» Task goal:
Search the listing below for the word "File" and copy each line that holds it.

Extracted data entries
######

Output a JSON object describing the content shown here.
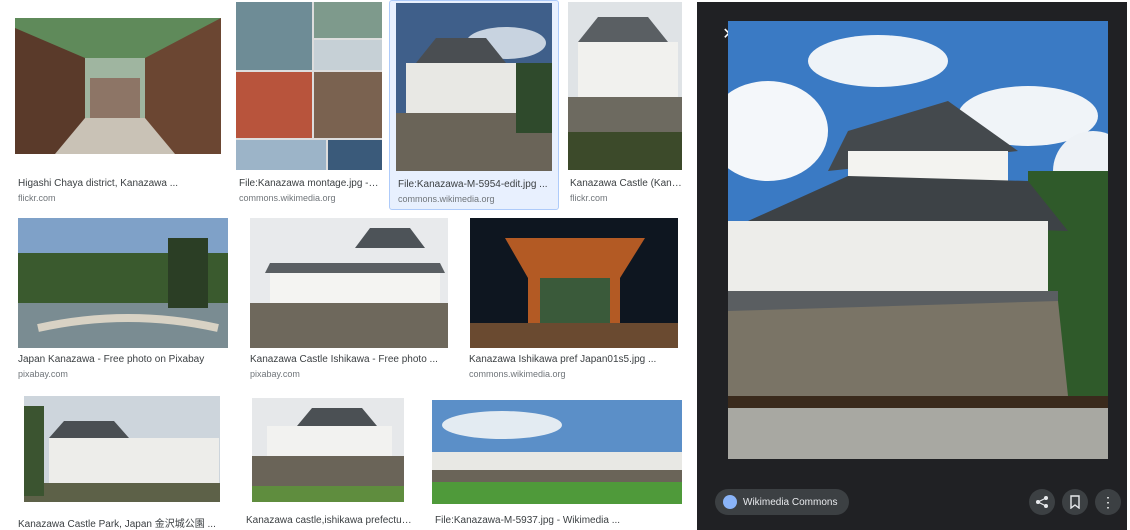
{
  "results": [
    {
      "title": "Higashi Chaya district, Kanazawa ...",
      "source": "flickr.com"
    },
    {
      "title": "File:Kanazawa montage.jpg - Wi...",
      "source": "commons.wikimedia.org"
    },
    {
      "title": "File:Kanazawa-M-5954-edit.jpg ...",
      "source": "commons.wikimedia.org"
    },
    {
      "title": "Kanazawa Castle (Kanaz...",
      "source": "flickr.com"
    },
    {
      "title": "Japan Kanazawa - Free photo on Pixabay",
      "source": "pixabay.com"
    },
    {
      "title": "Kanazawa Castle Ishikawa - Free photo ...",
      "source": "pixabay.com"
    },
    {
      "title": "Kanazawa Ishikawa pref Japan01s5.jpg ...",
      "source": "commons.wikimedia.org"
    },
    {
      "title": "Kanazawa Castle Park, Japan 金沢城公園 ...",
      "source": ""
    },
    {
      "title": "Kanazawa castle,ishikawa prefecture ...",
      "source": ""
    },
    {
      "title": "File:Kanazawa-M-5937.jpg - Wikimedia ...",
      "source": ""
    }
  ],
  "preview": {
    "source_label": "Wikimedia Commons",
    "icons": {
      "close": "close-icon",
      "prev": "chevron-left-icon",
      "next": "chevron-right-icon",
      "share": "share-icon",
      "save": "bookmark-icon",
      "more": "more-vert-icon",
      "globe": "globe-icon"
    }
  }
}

######

» Exercise solution:
      "title": "File:Kanazawa montage.jpg - Wi...",
      "title": "File:Kanazawa-M-5954-edit.jpg ...",
      "title": "File:Kanazawa-M-5937.jpg - Wikimedia ...",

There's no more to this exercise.